• PROBLEM TO WORK ON
Transcribe the whole listing without a single picture.

• MATERIAL

= = = = =

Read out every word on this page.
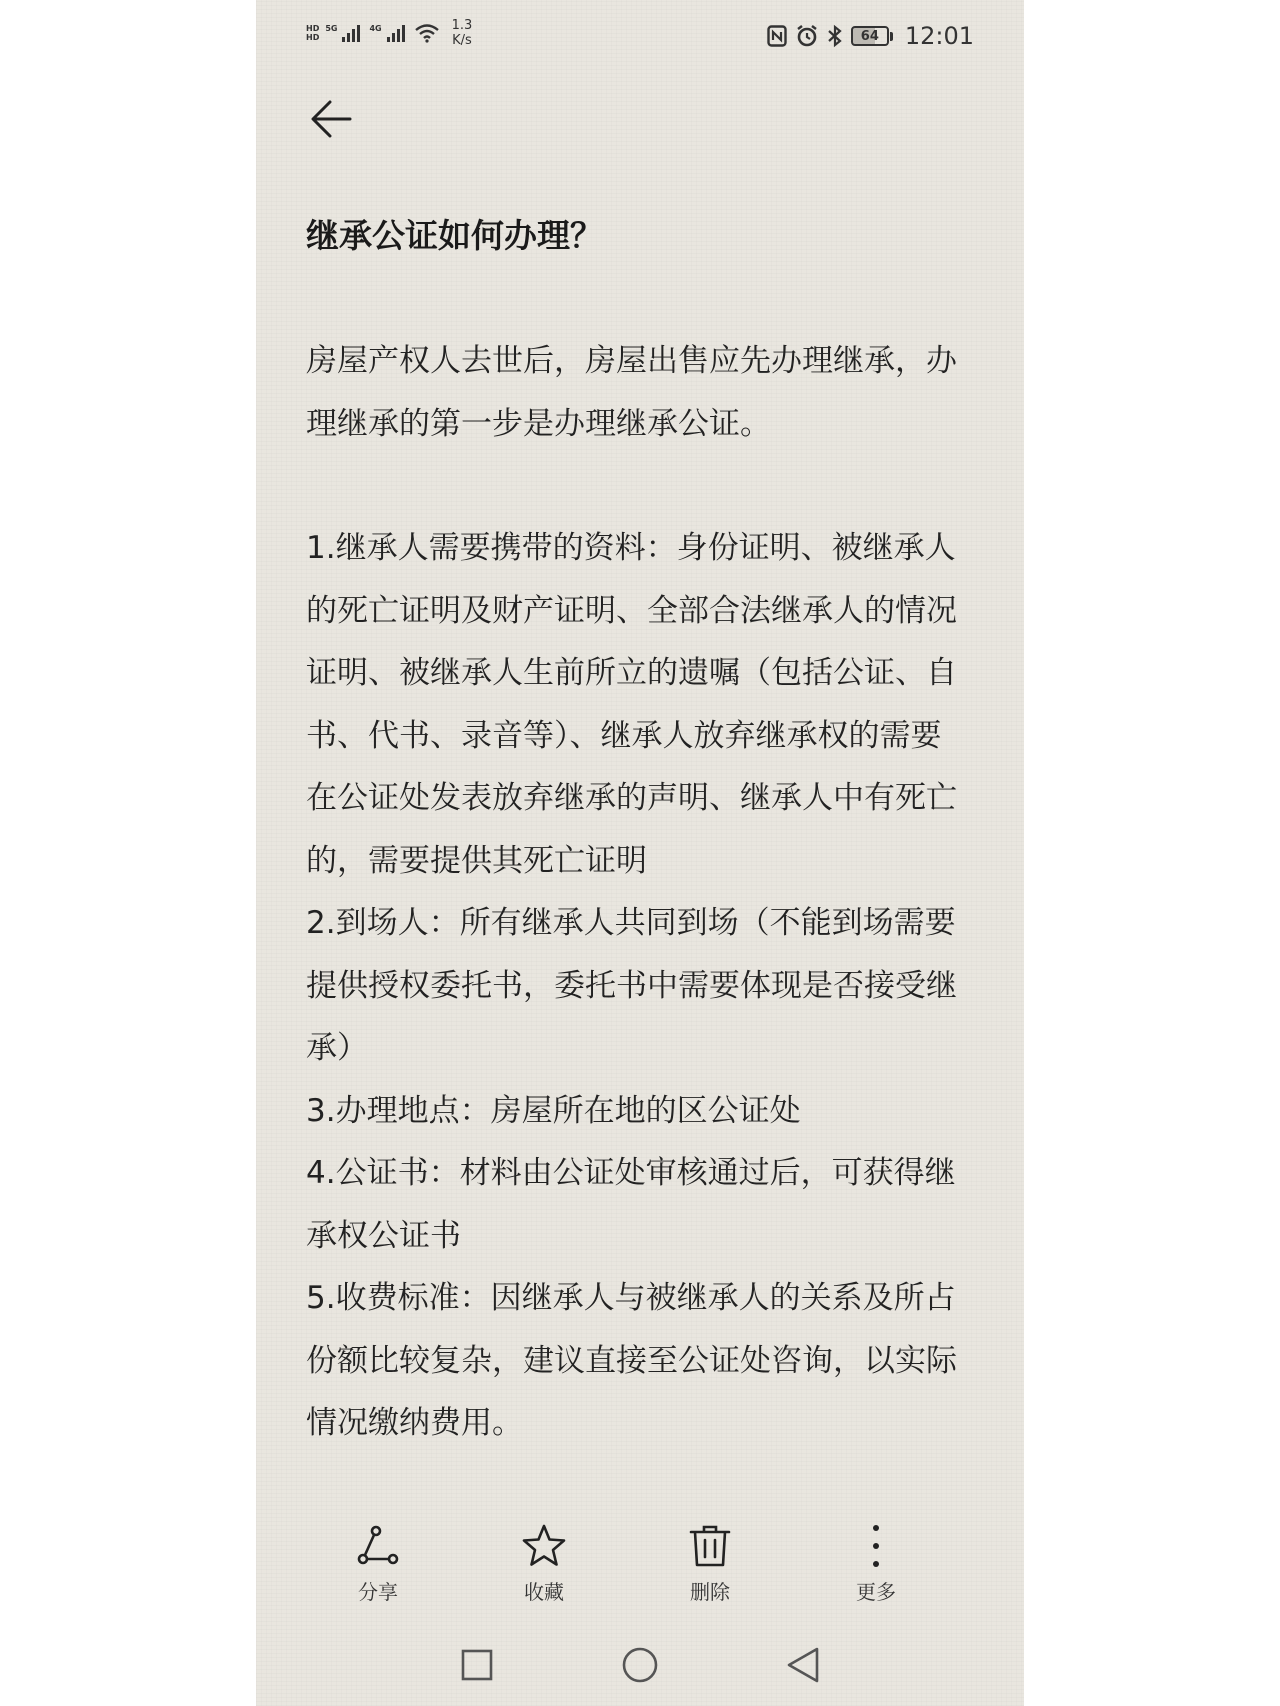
HD
HD
5G	4G	1.3
K/s	64	12:01
继承公证如何办理？

房屋产权人去世后，房屋出售应先办理继承，办理继承的第一步是办理继承公证。

1.继承人需要携带的资料：身份证明、被继承人的死亡证明及财产证明、全部合法继承人的情况证明、被继承人生前所立的遗嘱（包括公证、自书、代书、录音等）、继承人放弃继承权的需要在公证处发表放弃继承的声明、继承人中有死亡的，需要提供其死亡证明

2.到场人：所有继承人共同到场（不能到场需要提供授权委托书，委托书中需要体现是否接受继承）

3.办理地点：房屋所在地的区公证处

4.公证书：材料由公证处审核通过后，可获得继承权公证书

5.收费标准：因继承人与被继承人的关系及所占份额比较复杂，建议直接至公证处咨询，以实际情况缴纳费用。

分享	收藏	删除	更多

= = = = =

• OUTPUT OF THE TASK
Read out every word on this page.
HD
HD
5G	4G	1.3
K/s	64	12:01
继承公证如何办理？

房屋产权人去世后，房屋出售应先办理继承，办理继承的第一步是办理继承公证。

1.继承人需要携带的资料：身份证明、被继承人的死亡证明及财产证明、全部合法继承人的情况证明、被继承人生前所立的遗嘱（包括公证、自书、代书、录音等）、继承人放弃继承权的需要在公证处发表放弃继承的声明、继承人中有死亡的，需要提供其死亡证明

2.到场人：所有继承人共同到场（不能到场需要提供授权委托书，委托书中需要体现是否接受继承）

3.办理地点：房屋所在地的区公证处

4.公证书：材料由公证处审核通过后，可获得继承权公证书

5.收费标准：因继承人与被继承人的关系及所占份额比较复杂，建议直接至公证处咨询，以实际情况缴纳费用。

分享	收藏	删除	更多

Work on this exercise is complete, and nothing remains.